<<<<

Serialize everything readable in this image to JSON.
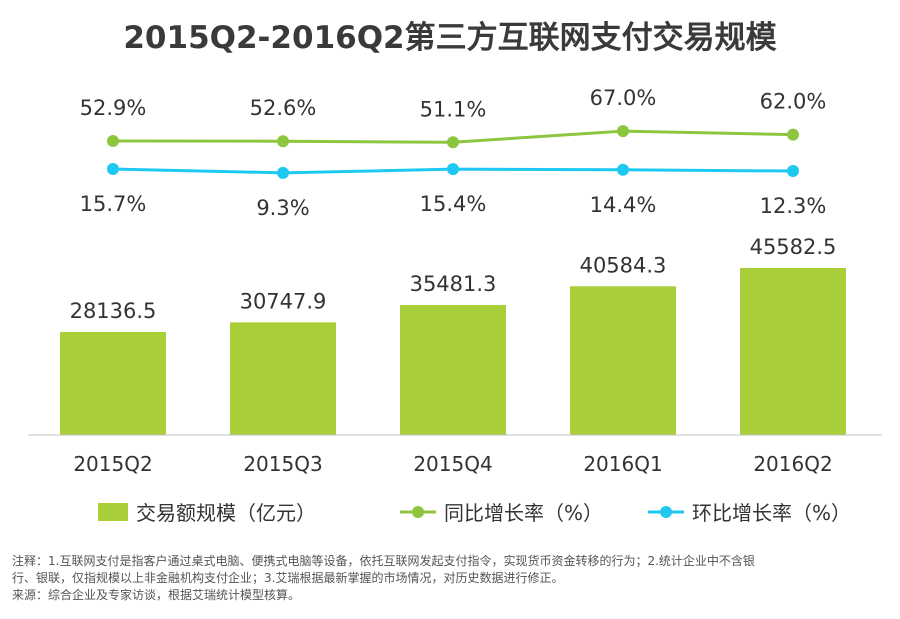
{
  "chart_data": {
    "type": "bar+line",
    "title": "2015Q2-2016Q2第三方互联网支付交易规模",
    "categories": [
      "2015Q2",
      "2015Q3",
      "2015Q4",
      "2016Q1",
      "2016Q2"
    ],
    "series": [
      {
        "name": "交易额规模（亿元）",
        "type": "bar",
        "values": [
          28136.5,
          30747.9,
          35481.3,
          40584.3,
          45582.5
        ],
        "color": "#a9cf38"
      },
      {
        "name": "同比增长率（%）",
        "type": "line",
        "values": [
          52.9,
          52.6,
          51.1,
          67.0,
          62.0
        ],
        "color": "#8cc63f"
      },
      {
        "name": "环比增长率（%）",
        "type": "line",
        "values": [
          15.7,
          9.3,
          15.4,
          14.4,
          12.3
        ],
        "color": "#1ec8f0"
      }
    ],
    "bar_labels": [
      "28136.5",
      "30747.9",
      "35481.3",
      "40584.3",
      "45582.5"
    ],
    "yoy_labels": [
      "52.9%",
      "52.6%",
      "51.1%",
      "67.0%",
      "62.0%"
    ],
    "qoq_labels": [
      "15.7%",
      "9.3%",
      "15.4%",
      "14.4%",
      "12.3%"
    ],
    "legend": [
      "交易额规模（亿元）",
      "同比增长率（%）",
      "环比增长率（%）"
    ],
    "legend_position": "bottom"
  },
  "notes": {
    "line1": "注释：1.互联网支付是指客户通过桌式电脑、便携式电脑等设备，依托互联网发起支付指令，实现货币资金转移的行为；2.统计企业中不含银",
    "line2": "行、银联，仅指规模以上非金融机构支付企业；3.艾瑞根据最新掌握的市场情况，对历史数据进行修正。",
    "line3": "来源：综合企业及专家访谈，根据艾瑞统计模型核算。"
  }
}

>>>>

AIM: Copy out all of the data word for word. Do not carry over any picture.

TASK ANSWER:
Serialize everything readable in this image to JSON.
{
  "chart_data": {
    "type": "bar+line",
    "title": "2015Q2-2016Q2第三方互联网支付交易规模",
    "categories": [
      "2015Q2",
      "2015Q3",
      "2015Q4",
      "2016Q1",
      "2016Q2"
    ],
    "series": [
      {
        "name": "交易额规模（亿元）",
        "type": "bar",
        "values": [
          28136.5,
          30747.9,
          35481.3,
          40584.3,
          45582.5
        ],
        "color": "#a9cf38"
      },
      {
        "name": "同比增长率（%）",
        "type": "line",
        "values": [
          52.9,
          52.6,
          51.1,
          67.0,
          62.0
        ],
        "color": "#8cc63f"
      },
      {
        "name": "环比增长率（%）",
        "type": "line",
        "values": [
          15.7,
          9.3,
          15.4,
          14.4,
          12.3
        ],
        "color": "#1ec8f0"
      }
    ],
    "bar_labels": [
      "28136.5",
      "30747.9",
      "35481.3",
      "40584.3",
      "45582.5"
    ],
    "yoy_labels": [
      "52.9%",
      "52.6%",
      "51.1%",
      "67.0%",
      "62.0%"
    ],
    "qoq_labels": [
      "15.7%",
      "9.3%",
      "15.4%",
      "14.4%",
      "12.3%"
    ],
    "legend": [
      "交易额规模（亿元）",
      "同比增长率（%）",
      "环比增长率（%）"
    ],
    "legend_position": "bottom"
  },
  "notes": {
    "line1": "注释：1.互联网支付是指客户通过桌式电脑、便携式电脑等设备，依托互联网发起支付指令，实现货币资金转移的行为；2.统计企业中不含银",
    "line2": "行、银联，仅指规模以上非金融机构支付企业；3.艾瑞根据最新掌握的市场情况，对历史数据进行修正。",
    "line3": "来源：综合企业及专家访谈，根据艾瑞统计模型核算。"
  }
}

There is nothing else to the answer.